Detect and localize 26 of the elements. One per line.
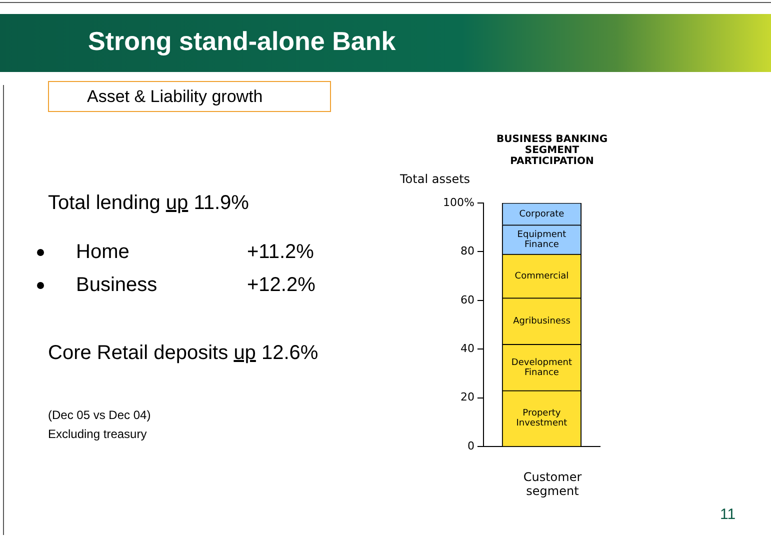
text: Excluding treasury [48,427,147,441]
series-label: Equipment Finance [517,230,567,250]
y-tick-label: 60 [460,293,474,306]
series-label: Property Investment [516,408,568,429]
y-tick-label: 20 [460,390,474,404]
chart-subtitle: BUSINESS BANKING SEGMENT PARTICIPATION [495,134,609,167]
text: 11 [720,506,736,523]
text: Strong stand-alone Bank [88,26,396,57]
y-tick-label: 40 [460,342,474,356]
y-tick-label: 80 [460,244,474,258]
text: Total lending up 11.9% [48,192,249,214]
y-tick-label: 0 [467,439,474,452]
text: (Dec 05 vs Dec 04) [48,408,151,422]
y-tick-label: 100% [442,196,474,209]
series-label: Development Finance [511,358,572,378]
text: Business [76,274,158,297]
text: Asset & Liability growth [48,81,331,112]
series-label: Commercial [514,271,569,282]
series-label: Agribusiness [513,316,571,326]
y-axis-title: Total assets [400,172,470,186]
text: +12.2% [247,274,316,297]
series-label: Corporate [519,209,565,220]
text: +11.2% [247,241,314,264]
text: Core Retail deposits up 12.6% [48,342,318,364]
text: Home [76,241,130,264]
x-axis-title: Customer segment [522,470,583,498]
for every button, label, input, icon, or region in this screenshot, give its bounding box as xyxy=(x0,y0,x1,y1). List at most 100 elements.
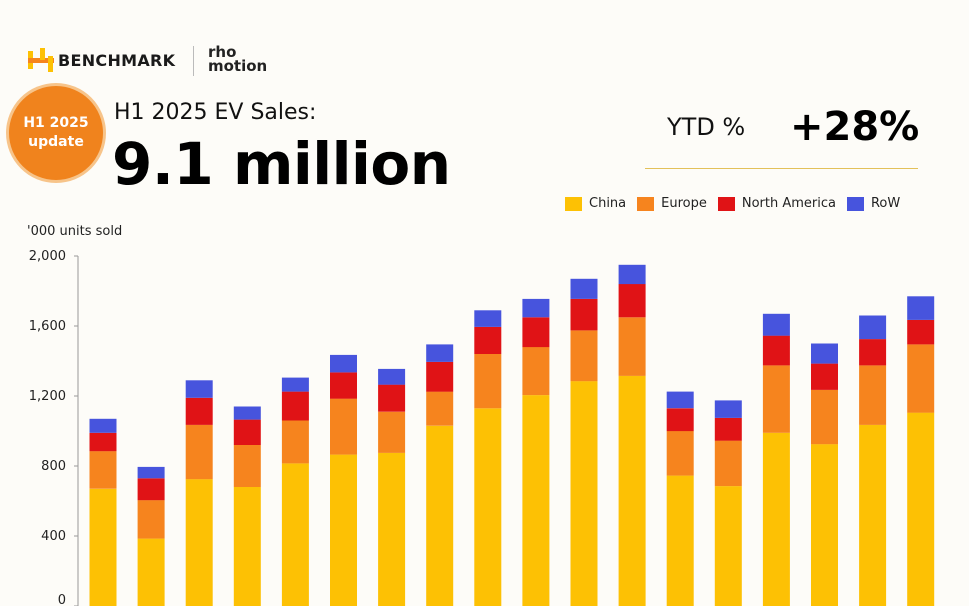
bar-segment-europe xyxy=(522,347,550,396)
bar-segment-row xyxy=(281,377,309,392)
bar-segment-row xyxy=(811,343,838,364)
bar-segment-row xyxy=(233,406,261,420)
rho-motion-logo: rho motion xyxy=(208,43,278,75)
bar-stack-16 xyxy=(811,343,838,606)
legend-swatch-europe xyxy=(637,196,655,211)
rho-logo-line1: rho xyxy=(208,43,237,61)
legend-item-europe: Europe xyxy=(637,196,707,211)
bar-segment-china xyxy=(762,432,790,606)
bar-segment-north-america xyxy=(762,335,790,366)
bar-segment-china xyxy=(570,381,598,606)
page-title: 9.1 million xyxy=(112,130,451,198)
badge-line2: update xyxy=(28,134,84,150)
bar-segment-north-america xyxy=(618,284,646,318)
bar-segment-north-america xyxy=(570,298,598,331)
bar-segment-europe xyxy=(714,440,742,487)
bar-segment-europe xyxy=(233,445,261,487)
rho-logo-line2: motion xyxy=(208,57,268,75)
bar-stack-6 xyxy=(330,354,357,606)
bar-segment-europe xyxy=(426,391,454,426)
bar-segment-row xyxy=(522,298,550,318)
bar-segment-europe xyxy=(859,365,887,425)
bar-segment-china xyxy=(714,486,742,606)
page-subtitle: H1 2025 EV Sales: xyxy=(114,100,317,125)
bar-segment-row xyxy=(570,278,598,299)
y-tick-label: 1,600 xyxy=(29,319,66,334)
benchmark-logo-icon xyxy=(28,48,54,72)
bar-segment-china xyxy=(281,463,309,606)
legend-label-china: China xyxy=(589,196,627,211)
bar-segment-row xyxy=(89,418,117,433)
bar-segment-europe xyxy=(281,420,309,464)
bar-stack-10 xyxy=(522,298,550,606)
logo-divider xyxy=(193,46,194,76)
bar-stack-14 xyxy=(714,400,742,606)
legend-label-row: RoW xyxy=(870,196,901,211)
bar-segment-north-america xyxy=(185,397,213,425)
bar-segment-china xyxy=(378,452,406,606)
bar-segment-europe xyxy=(618,317,646,376)
bar-segment-north-america xyxy=(666,408,694,432)
bar-segment-row xyxy=(330,354,357,373)
bar-segment-china xyxy=(185,479,213,606)
bar-segment-north-america xyxy=(281,391,309,421)
bar-segment-europe xyxy=(378,411,406,453)
bar-segment-europe xyxy=(666,431,694,476)
bar-segment-row xyxy=(474,310,502,327)
legend-swatch-north-america xyxy=(717,196,735,211)
bar-segment-north-america xyxy=(233,419,261,445)
bar-segment-row xyxy=(618,264,646,285)
bar-segment-europe xyxy=(570,330,598,382)
bar-segment-europe xyxy=(474,354,502,409)
bar-segment-north-america xyxy=(811,363,838,390)
bar-segment-china xyxy=(859,424,887,606)
bar-segment-europe xyxy=(907,344,935,413)
bar-segment-north-america xyxy=(522,317,550,348)
update-badge: H1 2025 update xyxy=(9,86,103,180)
bar-segment-north-america xyxy=(474,326,502,354)
bar-segment-europe xyxy=(330,398,357,455)
bar-segment-china xyxy=(522,395,550,606)
y-tick-label: 0 xyxy=(58,593,66,606)
bar-segment-row xyxy=(185,380,213,398)
bar-stack-5 xyxy=(281,377,309,606)
bar-segment-china xyxy=(907,412,935,606)
legend-item-china: China xyxy=(565,196,626,211)
bar-segment-china xyxy=(233,487,261,606)
bar-segment-row xyxy=(762,313,790,336)
bar-stack-4 xyxy=(233,406,261,606)
bar-stack-13 xyxy=(666,391,694,606)
bar-segment-china xyxy=(137,538,165,606)
bar-segment-north-america xyxy=(859,339,887,366)
bar-segment-north-america xyxy=(330,372,357,399)
bar-segment-china xyxy=(618,375,646,606)
bar-segment-north-america xyxy=(714,417,742,441)
bar-segment-row xyxy=(666,391,694,409)
bar-segment-europe xyxy=(762,365,790,433)
legend-label-north-america: North America xyxy=(741,196,836,211)
bar-segment-row xyxy=(137,466,165,479)
badge-line1: H1 2025 xyxy=(23,115,89,131)
bar-segment-europe xyxy=(89,451,117,489)
legend-swatch-row xyxy=(846,196,864,211)
bar-segment-china xyxy=(811,444,838,606)
bar-segment-china xyxy=(330,454,357,606)
bar-stack-8 xyxy=(426,344,454,606)
bar-segment-north-america xyxy=(137,478,165,501)
bar-segment-north-america xyxy=(426,361,454,392)
chart-legend: China Europe North America RoW xyxy=(565,196,900,211)
bar-segment-north-america xyxy=(89,432,117,452)
bar-segment-europe xyxy=(185,424,213,480)
legend-label-europe: Europe xyxy=(661,196,707,211)
ytd-divider xyxy=(645,168,918,169)
bar-stack-3 xyxy=(185,380,213,606)
y-tick-label: 800 xyxy=(41,459,66,474)
benchmark-logo-text: BENCHMARK xyxy=(58,50,176,70)
bar-stack-17 xyxy=(859,315,887,606)
bar-stack-18 xyxy=(907,296,935,606)
bar-segment-china xyxy=(89,488,117,606)
bar-stack-12 xyxy=(618,264,646,606)
ytd-value: +28% xyxy=(790,104,920,150)
legend-swatch-china xyxy=(565,196,582,211)
legend-item-row: RoW xyxy=(846,196,901,211)
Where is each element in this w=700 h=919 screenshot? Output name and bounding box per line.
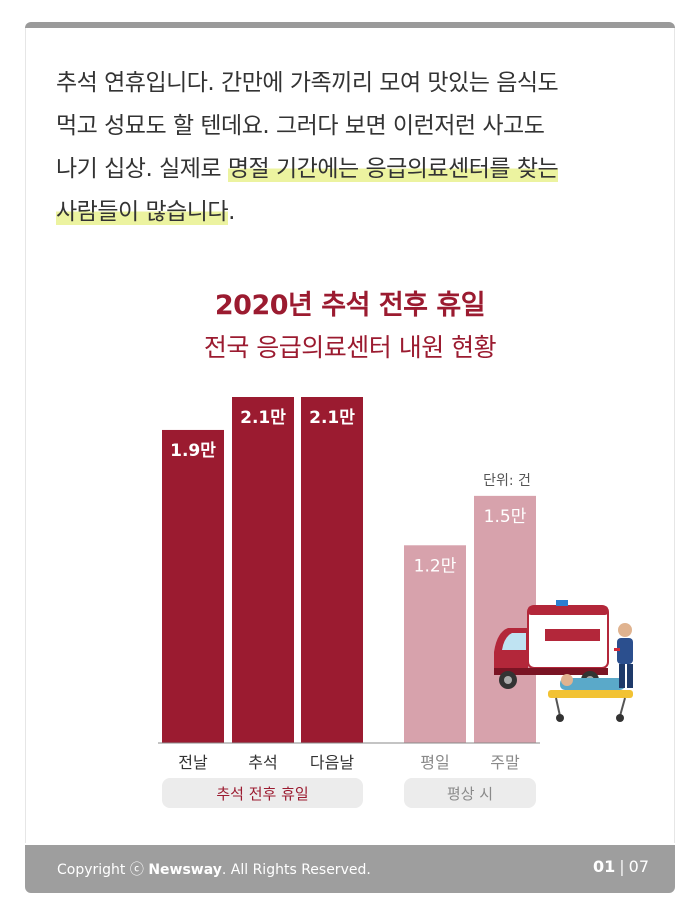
copyright-prefix: Copyright ⓒ <box>57 862 149 878</box>
category-label-3: 다음날 <box>310 753 354 772</box>
bar-3 <box>301 397 363 743</box>
intro-line-3: 나기 십상. 실제로 명절 기간에는 응급의료센터를 찾는 <box>56 148 656 191</box>
copyright-suffix: . All Rights Reserved. <box>221 862 371 878</box>
bar-1 <box>162 429 224 743</box>
intro-line-4: 사람들이 많습니다. <box>56 191 656 234</box>
chart-title: 2020년 추석 전후 휴일 <box>214 290 486 321</box>
page-separator: | <box>619 857 625 876</box>
unit-label: 단위: 건 <box>483 473 531 489</box>
page-indicator: 01 | 07 <box>593 857 649 876</box>
intro-highlight-2: 사람들이 많습니다 <box>56 199 229 225</box>
footer-bar: Copyright ⓒ Newsway. All Rights Reserved… <box>25 845 675 893</box>
category-label-1: 전날 <box>178 753 208 772</box>
brand-name: Newsway <box>148 862 222 878</box>
intro-text: 추석 연휴입니다. 간만에 가족끼리 모여 맛있는 음식도 먹고 성묘도 할 텐… <box>56 62 656 234</box>
value-label-3: 2.1만 <box>309 408 355 428</box>
page-current: 01 <box>592 857 616 876</box>
bar-5 <box>474 495 536 743</box>
intro-line-3-text: 나기 십상. 실제로 <box>56 156 228 182</box>
category-label-5: 주말 <box>490 753 520 772</box>
intro-line-2: 먹고 성묘도 할 텐데요. 그러다 보면 이런저런 사고도 <box>56 113 545 139</box>
value-label-1: 1.9만 <box>170 441 216 461</box>
chart-subtitle: 전국 응급의료센터 내원 현황 <box>203 333 497 362</box>
bar-4 <box>404 545 466 743</box>
paramedic-icon <box>614 623 633 688</box>
ambulance-illustration <box>494 600 633 722</box>
stretcher-icon <box>548 674 633 722</box>
category-label-4: 평일 <box>420 753 449 772</box>
value-label-5: 1.5만 <box>484 507 527 527</box>
intro-line-4-end: . <box>228 199 235 225</box>
page-total: 07 <box>628 857 649 876</box>
copyright: Copyright ⓒ Newsway. All Rights Reserved… <box>57 859 371 879</box>
category-label-2: 추석 <box>248 753 277 772</box>
value-label-4: 1.2만 <box>414 556 457 576</box>
ambulance-icon <box>494 600 609 689</box>
group-label-2: 평상 시 <box>447 785 493 803</box>
group-pill-1 <box>162 778 363 808</box>
intro-line-1: 추석 연휴입니다. 간만에 가족끼리 모여 맛있는 음식도 <box>56 70 559 96</box>
group-pill-2 <box>404 778 536 808</box>
value-label-2: 2.1만 <box>240 408 286 428</box>
top-bar <box>25 22 675 32</box>
group-label-1: 추석 전후 휴일 <box>216 785 308 803</box>
bar-2 <box>232 397 294 743</box>
intro-highlight-1: 명절 기간에는 응급의료센터를 찾는 <box>227 156 559 182</box>
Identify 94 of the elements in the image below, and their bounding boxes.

_Ваше задание_
Выпишите из записей выше каждую строку, в которой есть слово «item». Регистр букв учитывается.

_Решение задачи_
legend-item-europe: Europe xyxy=(637,196,707,211)
legend-item-china: China xyxy=(565,196,626,211)
legend-item-row: RoW xyxy=(846,196,901,211)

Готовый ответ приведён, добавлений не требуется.